§ **What needs to be done**
Return each entry exactly, with none missing.

── Extracted entries

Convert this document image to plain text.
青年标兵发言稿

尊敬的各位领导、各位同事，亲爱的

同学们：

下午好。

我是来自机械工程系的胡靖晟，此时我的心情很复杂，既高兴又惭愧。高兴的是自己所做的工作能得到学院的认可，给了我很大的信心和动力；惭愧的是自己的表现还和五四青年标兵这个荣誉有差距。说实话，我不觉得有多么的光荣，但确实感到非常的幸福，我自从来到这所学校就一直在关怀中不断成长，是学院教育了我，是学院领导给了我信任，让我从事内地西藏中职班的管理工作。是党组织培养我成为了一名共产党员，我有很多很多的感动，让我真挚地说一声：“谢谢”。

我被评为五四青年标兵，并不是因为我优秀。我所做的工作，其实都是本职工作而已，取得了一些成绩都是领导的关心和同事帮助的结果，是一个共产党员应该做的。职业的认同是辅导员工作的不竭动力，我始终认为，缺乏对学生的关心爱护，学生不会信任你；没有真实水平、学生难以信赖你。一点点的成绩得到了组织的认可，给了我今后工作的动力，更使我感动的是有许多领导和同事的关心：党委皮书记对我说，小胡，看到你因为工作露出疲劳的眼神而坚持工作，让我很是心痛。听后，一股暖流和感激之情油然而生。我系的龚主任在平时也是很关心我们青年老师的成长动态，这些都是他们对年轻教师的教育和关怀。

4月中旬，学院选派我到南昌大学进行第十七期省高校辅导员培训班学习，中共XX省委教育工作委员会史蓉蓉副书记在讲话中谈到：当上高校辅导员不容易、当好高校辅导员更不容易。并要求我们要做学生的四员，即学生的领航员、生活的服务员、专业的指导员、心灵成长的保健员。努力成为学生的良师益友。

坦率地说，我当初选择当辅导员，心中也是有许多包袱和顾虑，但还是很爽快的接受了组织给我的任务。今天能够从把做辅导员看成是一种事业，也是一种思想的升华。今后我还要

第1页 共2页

────

§ **Solution to this task**
Convert this document image to plain text.
青年标兵发言稿

尊敬的各位领导、各位同事，亲爱的

同学们：

下午好。

我是来自机械工程系的胡靖晟，此时我的心情很复杂，既高兴又惭愧。高兴的是自己所做的工作能得到学院的认可，给了我很大的信心和动力；惭愧的是自己的表现还和五四青年标兵这个荣誉有差距。说实话，我不觉得有多么的光荣，但确实感到非常的幸福，我自从来到这所学校就一直在关怀中不断成长，是学院教育了我，是学院领导给了我信任，让我从事内地西藏中职班的管理工作。是党组织培养我成为了一名共产党员，我有很多很多的感动，让我真挚地说一声：“谢谢”。

我被评为五四青年标兵，并不是因为我优秀。我所做的工作，其实都是本职工作而已，取得了一些成绩都是领导的关心和同事帮助的结果，是一个共产党员应该做的。职业的认同是辅导员工作的不竭动力，我始终认为，缺乏对学生的关心爱护，学生不会信任你；没有真实水平、学生难以信赖你。一点点的成绩得到了组织的认可，给了我今后工作的动力，更使我感动的是有许多领导和同事的关心：党委皮书记对我说，小胡，看到你因为工作露出疲劳的眼神而坚持工作，让我很是心痛。听后，一股暖流和感激之情油然而生。我系的龚主任在平时也是很关心我们青年老师的成长动态，这些都是他们对年轻教师的教育和关怀。

4月中旬，学院选派我到南昌大学进行第十七期省高校辅导员培训班学习，中共XX省委教育工作委员会史蓉蓉副书记在讲话中谈到：当上高校辅导员不容易、当好高校辅导员更不容易。并要求我们要做学生的四员，即学生的领航员、生活的服务员、专业的指导员、心灵成长的保健员。努力成为学生的良师益友。

坦率地说，我当初选择当辅导员，心中也是有许多包袱和顾虑，但还是很爽快的接受了组织给我的任务。今天能够从把做辅导员看成是一种事业，也是一种思想的升华。今后我还要

第1页 共2页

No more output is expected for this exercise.